» **Task data**:
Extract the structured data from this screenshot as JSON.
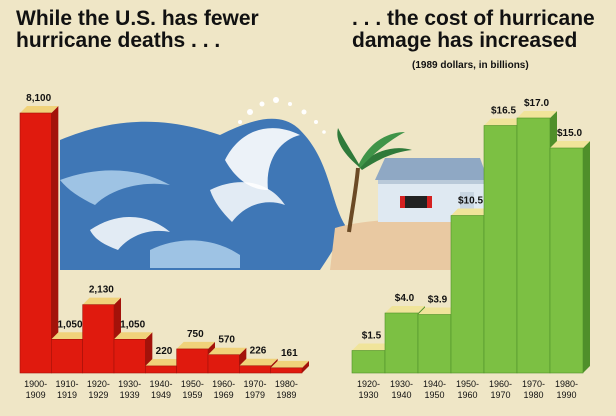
{
  "headline_left": {
    "line1": "While the U.S. has fewer",
    "line2": "hurricane deaths . . ."
  },
  "headline_right": {
    "line1": ". . . the cost of hurricane",
    "line2": "damage has increased",
    "subtitle": "(1989 dollars, in billions)"
  },
  "colors": {
    "deaths_front": "#e01a0e",
    "deaths_top": "#f0d27a",
    "deaths_side": "#a3120a",
    "damage_front": "#7cc043",
    "damage_top": "#f0e49a",
    "damage_side": "#4f8f2a",
    "ocean": "#3f77b6",
    "wave_light": "#a9cbe9",
    "background": "#efe6c6"
  },
  "illustration": [
    "wave-icon",
    "house-icon",
    "palm-tree-icon"
  ],
  "chart_data": [
    {
      "type": "bar",
      "title": "While the U.S. has fewer hurricane deaths . . .",
      "xlabel": "",
      "ylabel": "",
      "ylim": [
        0,
        8100
      ],
      "grid": false,
      "categories": [
        [
          "1900-",
          "1909"
        ],
        [
          "1910-",
          "1919"
        ],
        [
          "1920-",
          "1929"
        ],
        [
          "1930-",
          "1939"
        ],
        [
          "1940-",
          "1949"
        ],
        [
          "1950-",
          "1959"
        ],
        [
          "1960-",
          "1969"
        ],
        [
          "1970-",
          "1979"
        ],
        [
          "1980-",
          "1989"
        ]
      ],
      "values": [
        8100,
        1050,
        2130,
        1050,
        220,
        750,
        570,
        226,
        161
      ],
      "value_labels": [
        "8,100",
        "1,050",
        "2,130",
        "1,050",
        "220",
        "750",
        "570",
        "226",
        "161"
      ]
    },
    {
      "type": "bar",
      "title": ". . . the cost of hurricane damage has increased",
      "subtitle": "(1989 dollars, in billions)",
      "xlabel": "",
      "ylabel": "",
      "ylim": [
        0,
        17.0
      ],
      "grid": false,
      "categories": [
        [
          "1920-",
          "1930"
        ],
        [
          "1930-",
          "1940"
        ],
        [
          "1940-",
          "1950"
        ],
        [
          "1950-",
          "1960"
        ],
        [
          "1960-",
          "1970"
        ],
        [
          "1970-",
          "1980"
        ],
        [
          "1980-",
          "1990"
        ]
      ],
      "values": [
        1.5,
        4.0,
        3.9,
        10.5,
        16.5,
        17.0,
        15.0
      ],
      "value_labels": [
        "$1.5",
        "$4.0",
        "$3.9",
        "$10.5",
        "$16.5",
        "$17.0",
        "$15.0"
      ]
    }
  ]
}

» **Task requirements**:
Pull every line containing the word "increased" out of the material and copy it.

» **Answer to the task**:
    "line2": "damage has increased",
      "title": ". . . the cost of hurricane damage has increased",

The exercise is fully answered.